__WHAT YOU HAVE TO DO__
Restate, word for word, every line of the data.

_ _ _

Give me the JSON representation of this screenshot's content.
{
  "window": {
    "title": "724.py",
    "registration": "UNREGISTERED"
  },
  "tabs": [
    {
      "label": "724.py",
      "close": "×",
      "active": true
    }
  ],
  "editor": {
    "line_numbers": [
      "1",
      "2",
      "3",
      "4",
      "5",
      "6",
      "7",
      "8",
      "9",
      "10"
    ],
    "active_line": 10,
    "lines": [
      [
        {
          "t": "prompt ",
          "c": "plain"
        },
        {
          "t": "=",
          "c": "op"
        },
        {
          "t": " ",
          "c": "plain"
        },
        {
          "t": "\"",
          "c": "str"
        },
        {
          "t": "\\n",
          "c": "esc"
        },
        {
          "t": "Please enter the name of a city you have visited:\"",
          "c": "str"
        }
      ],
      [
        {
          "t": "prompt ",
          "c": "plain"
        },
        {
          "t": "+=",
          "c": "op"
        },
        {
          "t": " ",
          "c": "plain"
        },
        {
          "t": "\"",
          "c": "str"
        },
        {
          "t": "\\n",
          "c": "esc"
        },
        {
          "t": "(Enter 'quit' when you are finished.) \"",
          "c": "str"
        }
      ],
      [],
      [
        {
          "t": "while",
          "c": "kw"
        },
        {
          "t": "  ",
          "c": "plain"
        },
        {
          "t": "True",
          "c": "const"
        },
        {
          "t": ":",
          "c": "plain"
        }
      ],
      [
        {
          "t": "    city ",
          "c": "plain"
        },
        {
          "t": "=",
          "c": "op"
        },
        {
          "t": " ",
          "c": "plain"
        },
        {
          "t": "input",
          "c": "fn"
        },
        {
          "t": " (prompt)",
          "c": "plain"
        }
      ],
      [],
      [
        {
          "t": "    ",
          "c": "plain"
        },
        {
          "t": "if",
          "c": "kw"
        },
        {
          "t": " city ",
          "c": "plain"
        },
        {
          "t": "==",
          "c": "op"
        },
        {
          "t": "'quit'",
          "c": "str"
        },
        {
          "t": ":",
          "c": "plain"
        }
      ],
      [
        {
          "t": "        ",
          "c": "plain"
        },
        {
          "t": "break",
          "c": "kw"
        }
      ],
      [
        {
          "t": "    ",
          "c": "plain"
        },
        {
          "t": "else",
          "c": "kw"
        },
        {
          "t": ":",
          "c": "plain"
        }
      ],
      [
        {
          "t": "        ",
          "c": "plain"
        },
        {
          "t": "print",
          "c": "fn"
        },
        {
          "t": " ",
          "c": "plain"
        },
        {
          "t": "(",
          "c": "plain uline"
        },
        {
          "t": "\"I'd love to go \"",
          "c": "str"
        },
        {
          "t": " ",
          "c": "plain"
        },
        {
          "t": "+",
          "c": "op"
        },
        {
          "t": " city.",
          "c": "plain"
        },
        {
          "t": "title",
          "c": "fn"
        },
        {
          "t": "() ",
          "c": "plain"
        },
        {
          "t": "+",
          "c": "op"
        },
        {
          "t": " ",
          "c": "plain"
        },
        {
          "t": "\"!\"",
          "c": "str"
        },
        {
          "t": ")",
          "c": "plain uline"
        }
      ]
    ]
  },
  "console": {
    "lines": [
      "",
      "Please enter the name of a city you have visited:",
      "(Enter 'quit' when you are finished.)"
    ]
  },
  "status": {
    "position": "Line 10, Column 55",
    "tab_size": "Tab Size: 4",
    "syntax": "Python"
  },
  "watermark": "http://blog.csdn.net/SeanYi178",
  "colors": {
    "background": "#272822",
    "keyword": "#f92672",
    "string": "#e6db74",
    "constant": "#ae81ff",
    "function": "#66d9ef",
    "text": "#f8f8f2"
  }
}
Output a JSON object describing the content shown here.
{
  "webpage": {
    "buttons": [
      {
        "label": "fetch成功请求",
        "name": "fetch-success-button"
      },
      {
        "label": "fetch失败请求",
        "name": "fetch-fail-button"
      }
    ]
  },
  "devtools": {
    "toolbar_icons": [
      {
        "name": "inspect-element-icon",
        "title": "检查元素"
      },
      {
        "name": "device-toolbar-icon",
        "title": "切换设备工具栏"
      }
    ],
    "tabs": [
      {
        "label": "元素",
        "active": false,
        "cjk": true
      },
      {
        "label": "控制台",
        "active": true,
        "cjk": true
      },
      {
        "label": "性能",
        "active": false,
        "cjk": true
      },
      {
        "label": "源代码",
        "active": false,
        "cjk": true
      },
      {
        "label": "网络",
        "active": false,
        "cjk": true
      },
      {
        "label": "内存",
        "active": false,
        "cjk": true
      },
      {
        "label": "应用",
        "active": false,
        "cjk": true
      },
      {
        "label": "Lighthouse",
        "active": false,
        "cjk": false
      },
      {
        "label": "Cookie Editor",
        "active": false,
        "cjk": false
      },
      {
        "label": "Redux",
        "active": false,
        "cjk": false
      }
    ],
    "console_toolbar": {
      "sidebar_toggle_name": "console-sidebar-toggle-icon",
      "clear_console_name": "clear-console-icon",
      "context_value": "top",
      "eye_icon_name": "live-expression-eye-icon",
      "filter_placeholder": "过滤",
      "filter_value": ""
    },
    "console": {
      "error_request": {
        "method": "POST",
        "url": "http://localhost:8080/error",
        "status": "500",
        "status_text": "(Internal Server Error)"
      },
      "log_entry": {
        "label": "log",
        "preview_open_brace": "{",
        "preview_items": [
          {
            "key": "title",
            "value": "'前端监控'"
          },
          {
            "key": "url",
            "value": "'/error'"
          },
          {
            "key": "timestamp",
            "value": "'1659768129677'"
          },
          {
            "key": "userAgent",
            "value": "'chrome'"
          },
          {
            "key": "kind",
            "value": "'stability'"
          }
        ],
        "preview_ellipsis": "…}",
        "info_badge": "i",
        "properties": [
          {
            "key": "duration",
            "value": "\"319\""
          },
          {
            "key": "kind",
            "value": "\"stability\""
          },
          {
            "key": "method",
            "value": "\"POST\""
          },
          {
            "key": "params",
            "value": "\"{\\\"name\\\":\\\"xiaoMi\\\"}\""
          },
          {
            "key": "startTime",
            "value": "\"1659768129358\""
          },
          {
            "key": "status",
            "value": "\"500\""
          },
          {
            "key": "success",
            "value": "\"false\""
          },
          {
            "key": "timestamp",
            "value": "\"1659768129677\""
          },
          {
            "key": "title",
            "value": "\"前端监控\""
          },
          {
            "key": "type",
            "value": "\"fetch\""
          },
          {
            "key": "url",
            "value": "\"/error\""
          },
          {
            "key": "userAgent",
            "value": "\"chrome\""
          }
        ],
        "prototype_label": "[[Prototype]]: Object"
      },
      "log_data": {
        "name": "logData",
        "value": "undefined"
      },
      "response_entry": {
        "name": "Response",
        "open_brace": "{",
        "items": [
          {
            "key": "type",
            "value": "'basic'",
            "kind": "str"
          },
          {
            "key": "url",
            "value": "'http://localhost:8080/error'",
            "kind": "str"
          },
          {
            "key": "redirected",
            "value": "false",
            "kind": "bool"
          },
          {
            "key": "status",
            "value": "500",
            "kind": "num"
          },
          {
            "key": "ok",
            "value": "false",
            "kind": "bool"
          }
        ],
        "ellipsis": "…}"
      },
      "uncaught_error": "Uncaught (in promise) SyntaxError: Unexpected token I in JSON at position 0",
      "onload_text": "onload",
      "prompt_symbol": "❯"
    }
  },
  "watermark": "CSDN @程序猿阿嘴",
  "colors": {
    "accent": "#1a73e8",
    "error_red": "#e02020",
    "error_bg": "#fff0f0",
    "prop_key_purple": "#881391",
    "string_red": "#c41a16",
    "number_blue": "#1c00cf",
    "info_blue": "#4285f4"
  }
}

_ _ _

__RESULT__
Give me the JSON representation of this screenshot's content.
{
  "window": {
    "title": "724.py",
    "registration": "UNREGISTERED"
  },
  "tabs": [
    {
      "label": "724.py",
      "close": "×",
      "active": true
    }
  ],
  "editor": {
    "line_numbers": [
      "1",
      "2",
      "3",
      "4",
      "5",
      "6",
      "7",
      "8",
      "9",
      "10"
    ],
    "active_line": 10,
    "lines": [
      [
        {
          "t": "prompt ",
          "c": "plain"
        },
        {
          "t": "=",
          "c": "op"
        },
        {
          "t": " ",
          "c": "plain"
        },
        {
          "t": "\"",
          "c": "str"
        },
        {
          "t": "\\n",
          "c": "esc"
        },
        {
          "t": "Please enter the name of a city you have visited:\"",
          "c": "str"
        }
      ],
      [
        {
          "t": "prompt ",
          "c": "plain"
        },
        {
          "t": "+=",
          "c": "op"
        },
        {
          "t": " ",
          "c": "plain"
        },
        {
          "t": "\"",
          "c": "str"
        },
        {
          "t": "\\n",
          "c": "esc"
        },
        {
          "t": "(Enter 'quit' when you are finished.) \"",
          "c": "str"
        }
      ],
      [],
      [
        {
          "t": "while",
          "c": "kw"
        },
        {
          "t": "  ",
          "c": "plain"
        },
        {
          "t": "True",
          "c": "const"
        },
        {
          "t": ":",
          "c": "plain"
        }
      ],
      [
        {
          "t": "    city ",
          "c": "plain"
        },
        {
          "t": "=",
          "c": "op"
        },
        {
          "t": " ",
          "c": "plain"
        },
        {
          "t": "input",
          "c": "fn"
        },
        {
          "t": " (prompt)",
          "c": "plain"
        }
      ],
      [],
      [
        {
          "t": "    ",
          "c": "plain"
        },
        {
          "t": "if",
          "c": "kw"
        },
        {
          "t": " city ",
          "c": "plain"
        },
        {
          "t": "==",
          "c": "op"
        },
        {
          "t": "'quit'",
          "c": "str"
        },
        {
          "t": ":",
          "c": "plain"
        }
      ],
      [
        {
          "t": "        ",
          "c": "plain"
        },
        {
          "t": "break",
          "c": "kw"
        }
      ],
      [
        {
          "t": "    ",
          "c": "plain"
        },
        {
          "t": "else",
          "c": "kw"
        },
        {
          "t": ":",
          "c": "plain"
        }
      ],
      [
        {
          "t": "        ",
          "c": "plain"
        },
        {
          "t": "print",
          "c": "fn"
        },
        {
          "t": " ",
          "c": "plain"
        },
        {
          "t": "(",
          "c": "plain uline"
        },
        {
          "t": "\"I'd love to go \"",
          "c": "str"
        },
        {
          "t": " ",
          "c": "plain"
        },
        {
          "t": "+",
          "c": "op"
        },
        {
          "t": " city.",
          "c": "plain"
        },
        {
          "t": "title",
          "c": "fn"
        },
        {
          "t": "() ",
          "c": "plain"
        },
        {
          "t": "+",
          "c": "op"
        },
        {
          "t": " ",
          "c": "plain"
        },
        {
          "t": "\"!\"",
          "c": "str"
        },
        {
          "t": ")",
          "c": "plain uline"
        }
      ]
    ]
  },
  "console": {
    "lines": [
      "",
      "Please enter the name of a city you have visited:",
      "(Enter 'quit' when you are finished.)"
    ]
  },
  "status": {
    "position": "Line 10, Column 55",
    "tab_size": "Tab Size: 4",
    "syntax": "Python"
  },
  "watermark": "http://blog.csdn.net/SeanYi178",
  "colors": {
    "background": "#272822",
    "keyword": "#f92672",
    "string": "#e6db74",
    "constant": "#ae81ff",
    "function": "#66d9ef",
    "text": "#f8f8f2"
  }
}
Output a JSON object describing the content shown here.
{
  "webpage": {
    "buttons": [
      {
        "label": "fetch成功请求",
        "name": "fetch-success-button"
      },
      {
        "label": "fetch失败请求",
        "name": "fetch-fail-button"
      }
    ]
  },
  "devtools": {
    "toolbar_icons": [
      {
        "name": "inspect-element-icon",
        "title": "检查元素"
      },
      {
        "name": "device-toolbar-icon",
        "title": "切换设备工具栏"
      }
    ],
    "tabs": [
      {
        "label": "元素",
        "active": false,
        "cjk": true
      },
      {
        "label": "控制台",
        "active": true,
        "cjk": true
      },
      {
        "label": "性能",
        "active": false,
        "cjk": true
      },
      {
        "label": "源代码",
        "active": false,
        "cjk": true
      },
      {
        "label": "网络",
        "active": false,
        "cjk": true
      },
      {
        "label": "内存",
        "active": false,
        "cjk": true
      },
      {
        "label": "应用",
        "active": false,
        "cjk": true
      },
      {
        "label": "Lighthouse",
        "active": false,
        "cjk": false
      },
      {
        "label": "Cookie Editor",
        "active": false,
        "cjk": false
      },
      {
        "label": "Redux",
        "active": false,
        "cjk": false
      }
    ],
    "console_toolbar": {
      "sidebar_toggle_name": "console-sidebar-toggle-icon",
      "clear_console_name": "clear-console-icon",
      "context_value": "top",
      "eye_icon_name": "live-expression-eye-icon",
      "filter_placeholder": "过滤",
      "filter_value": ""
    },
    "console": {
      "error_request": {
        "method": "POST",
        "url": "http://localhost:8080/error",
        "status": "500",
        "status_text": "(Internal Server Error)"
      },
      "log_entry": {
        "label": "log",
        "preview_open_brace": "{",
        "preview_items": [
          {
            "key": "title",
            "value": "'前端监控'"
          },
          {
            "key": "url",
            "value": "'/error'"
          },
          {
            "key": "timestamp",
            "value": "'1659768129677'"
          },
          {
            "key": "userAgent",
            "value": "'chrome'"
          },
          {
            "key": "kind",
            "value": "'stability'"
          }
        ],
        "preview_ellipsis": "…}",
        "info_badge": "i",
        "properties": [
          {
            "key": "duration",
            "value": "\"319\""
          },
          {
            "key": "kind",
            "value": "\"stability\""
          },
          {
            "key": "method",
            "value": "\"POST\""
          },
          {
            "key": "params",
            "value": "\"{\\\"name\\\":\\\"xiaoMi\\\"}\""
          },
          {
            "key": "startTime",
            "value": "\"1659768129358\""
          },
          {
            "key": "status",
            "value": "\"500\""
          },
          {
            "key": "success",
            "value": "\"false\""
          },
          {
            "key": "timestamp",
            "value": "\"1659768129677\""
          },
          {
            "key": "title",
            "value": "\"前端监控\""
          },
          {
            "key": "type",
            "value": "\"fetch\""
          },
          {
            "key": "url",
            "value": "\"/error\""
          },
          {
            "key": "userAgent",
            "value": "\"chrome\""
          }
        ],
        "prototype_label": "[[Prototype]]: Object"
      },
      "log_data": {
        "name": "logData",
        "value": "undefined"
      },
      "response_entry": {
        "name": "Response",
        "open_brace": "{",
        "items": [
          {
            "key": "type",
            "value": "'basic'",
            "kind": "str"
          },
          {
            "key": "url",
            "value": "'http://localhost:8080/error'",
            "kind": "str"
          },
          {
            "key": "redirected",
            "value": "false",
            "kind": "bool"
          },
          {
            "key": "status",
            "value": "500",
            "kind": "num"
          },
          {
            "key": "ok",
            "value": "false",
            "kind": "bool"
          }
        ],
        "ellipsis": "…}"
      },
      "uncaught_error": "Uncaught (in promise) SyntaxError: Unexpected token I in JSON at position 0",
      "onload_text": "onload",
      "prompt_symbol": "❯"
    }
  },
  "watermark": "CSDN @程序猿阿嘴",
  "colors": {
    "accent": "#1a73e8",
    "error_red": "#e02020",
    "error_bg": "#fff0f0",
    "prop_key_purple": "#881391",
    "string_red": "#c41a16",
    "number_blue": "#1c00cf",
    "info_blue": "#4285f4"
  }
}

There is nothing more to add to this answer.